Exercise prompt
Take the material below and retype it in full; pictures are left out.

Dataset rows
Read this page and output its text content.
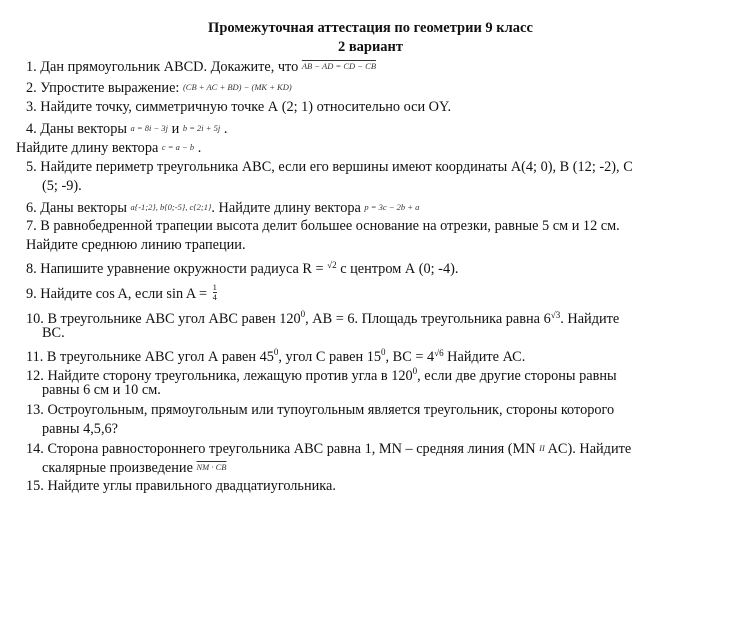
Промежуточная аттестация по геометрии 9 класс
2 вариант
1. Дан прямоугольник ABCD. Докажите, что AB − AD = CD − CB
2. Упростите выражение: (CB + AC + BD) − (MK + KD)
3. Найдите точку, симметричную точке А (2; 1) относительно оси OY.
4. Даны векторы a = 8i − 3j и b = 2i + 5j .
Найдите длину вектора c = a − b .
5. Найдите периметр треугольника АВС, если его вершины имеют координаты А(4; 0), В (12; -2), С
(5; -9).
6. Даны векторы a{-1;2}, b{0;-5}, c{2;1}. Найдите длину вектора p = 3c − 2b + a
7. В равнобедренной трапеции высота делит большее основание на отрезки, равные 5 см и 12 см.
Найдите среднюю линию трапеции.
8. Напишите уравнение окружности радиуса R = $^{√2}$ с центром А (0; -4).
9. Найдите cos A, если $\sin A = \frac{1}{4}$
10. В треугольнике АВС угол АВС равен $120^0$, AB = 6. Площадь треугольника равна $6^{√3}$. Найдите
ВС.
11. В треугольнике АВС угол А равен $45^0$, угол С равен $15^0$, ВС = $4^{√6}$ Найдите АС.
12. Найдите сторону треугольника, лежащую против угла в $120^0$, если две другие стороны равны
равны 6 см и 10 см.
13. Остроугольным, прямоугольным или тупоугольным является треугольник, стороны которого
равны 4,5,6?
14. Сторона равностороннего треугольника АВС равна 1, MN – средняя линия (MN II AC). Найдите
скалярные произведение NM · CB
15. Найдите углы правильного двадцатиугольника.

The output
Read this page and output its text content.
Промежуточная аттестация по геометрии 9 класс
2 вариант
1. Дан прямоугольник ABCD. Докажите, что AB − AD = CD − CB
2. Упростите выражение: (CB + AC + BD) − (MK + KD)
3. Найдите точку, симметричную точке А (2; 1) относительно оси OY.
4. Даны векторы a = 8i − 3j и b = 2i + 5j .
Найдите длину вектора c = a − b .
5. Найдите периметр треугольника АВС, если его вершины имеют координаты А(4; 0), В (12; -2), С
(5; -9).
6. Даны векторы a{-1;2}, b{0;-5}, c{2;1}. Найдите длину вектора p = 3c − 2b + a
7. В равнобедренной трапеции высота делит большее основание на отрезки, равные 5 см и 12 см.
Найдите среднюю линию трапеции.
8. Напишите уравнение окружности радиуса R = $^{√2}$ с центром А (0; -4).
9. Найдите cos A, если $\sin A = \frac{1}{4}$
10. В треугольнике АВС угол АВС равен $120^0$, AB = 6. Площадь треугольника равна $6^{√3}$. Найдите
ВС.
11. В треугольнике АВС угол А равен $45^0$, угол С равен $15^0$, ВС = $4^{√6}$ Найдите АС.
12. Найдите сторону треугольника, лежащую против угла в $120^0$, если две другие стороны равны
равны 6 см и 10 см.
13. Остроугольным, прямоугольным или тупоугольным является треугольник, стороны которого
равны 4,5,6?
14. Сторона равностороннего треугольника АВС равна 1, MN – средняя линия (MN II AC). Найдите
скалярные произведение NM · CB
15. Найдите углы правильного двадцатиугольника.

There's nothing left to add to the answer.